→ Given data:
%%
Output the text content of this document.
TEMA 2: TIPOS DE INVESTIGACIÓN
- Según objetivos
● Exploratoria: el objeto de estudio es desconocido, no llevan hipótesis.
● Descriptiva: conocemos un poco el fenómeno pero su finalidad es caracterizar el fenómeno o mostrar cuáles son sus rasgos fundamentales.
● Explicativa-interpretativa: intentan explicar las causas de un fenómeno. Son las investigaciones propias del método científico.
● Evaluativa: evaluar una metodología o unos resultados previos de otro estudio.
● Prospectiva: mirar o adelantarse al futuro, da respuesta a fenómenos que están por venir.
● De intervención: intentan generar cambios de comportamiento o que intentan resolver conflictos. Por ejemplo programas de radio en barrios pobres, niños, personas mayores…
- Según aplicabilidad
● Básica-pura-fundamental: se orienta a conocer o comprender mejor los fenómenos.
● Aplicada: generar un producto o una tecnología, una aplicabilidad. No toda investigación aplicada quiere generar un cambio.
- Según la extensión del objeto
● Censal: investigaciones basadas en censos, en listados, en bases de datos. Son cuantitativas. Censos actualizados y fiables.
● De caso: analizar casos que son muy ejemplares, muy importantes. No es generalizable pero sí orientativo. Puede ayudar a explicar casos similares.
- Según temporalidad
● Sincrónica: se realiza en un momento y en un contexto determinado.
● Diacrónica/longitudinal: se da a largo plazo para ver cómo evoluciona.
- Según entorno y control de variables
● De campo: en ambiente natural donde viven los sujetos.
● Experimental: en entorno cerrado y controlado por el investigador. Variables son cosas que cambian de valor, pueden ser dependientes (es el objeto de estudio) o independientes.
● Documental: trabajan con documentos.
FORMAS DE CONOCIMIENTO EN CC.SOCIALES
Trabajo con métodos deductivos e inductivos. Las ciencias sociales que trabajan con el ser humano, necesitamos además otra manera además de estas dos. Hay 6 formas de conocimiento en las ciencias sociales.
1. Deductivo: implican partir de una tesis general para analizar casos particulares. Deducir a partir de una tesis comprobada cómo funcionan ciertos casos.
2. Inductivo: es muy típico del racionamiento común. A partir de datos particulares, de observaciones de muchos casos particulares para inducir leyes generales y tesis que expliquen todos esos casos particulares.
%%
→ What you are asked to do: Give back each line above precisely as it stands.

→ Correct answer:
Output the text content of this document.
TEMA 2: TIPOS DE INVESTIGACIÓN
- Según objetivos
● Exploratoria: el objeto de estudio es desconocido, no llevan hipótesis.
● Descriptiva: conocemos un poco el fenómeno pero su finalidad es caracterizar el fenómeno o mostrar cuáles son sus rasgos fundamentales.
● Explicativa-interpretativa: intentan explicar las causas de un fenómeno. Son las investigaciones propias del método científico.
● Evaluativa: evaluar una metodología o unos resultados previos de otro estudio.
● Prospectiva: mirar o adelantarse al futuro, da respuesta a fenómenos que están por venir.
● De intervención: intentan generar cambios de comportamiento o que intentan resolver conflictos. Por ejemplo programas de radio en barrios pobres, niños, personas mayores…
- Según aplicabilidad
● Básica-pura-fundamental: se orienta a conocer o comprender mejor los fenómenos.
● Aplicada: generar un producto o una tecnología, una aplicabilidad. No toda investigación aplicada quiere generar un cambio.
- Según la extensión del objeto
● Censal: investigaciones basadas en censos, en listados, en bases de datos. Son cuantitativas. Censos actualizados y fiables.
● De caso: analizar casos que son muy ejemplares, muy importantes. No es generalizable pero sí orientativo. Puede ayudar a explicar casos similares.
- Según temporalidad
● Sincrónica: se realiza en un momento y en un contexto determinado.
● Diacrónica/longitudinal: se da a largo plazo para ver cómo evoluciona.
- Según entorno y control de variables
● De campo: en ambiente natural donde viven los sujetos.
● Experimental: en entorno cerrado y controlado por el investigador. Variables son cosas que cambian de valor, pueden ser dependientes (es el objeto de estudio) o independientes.
● Documental: trabajan con documentos.
FORMAS DE CONOCIMIENTO EN CC.SOCIALES
Trabajo con métodos deductivos e inductivos. Las ciencias sociales que trabajan con el ser humano, necesitamos además otra manera además de estas dos. Hay 6 formas de conocimiento en las ciencias sociales.
1. Deductivo: implican partir de una tesis general para analizar casos particulares. Deducir a partir de una tesis comprobada cómo funcionan ciertos casos.
2. Inductivo: es muy típico del racionamiento común. A partir de datos particulares, de observaciones de muchos casos particulares para inducir leyes generales y tesis que expliquen todos esos casos particulares.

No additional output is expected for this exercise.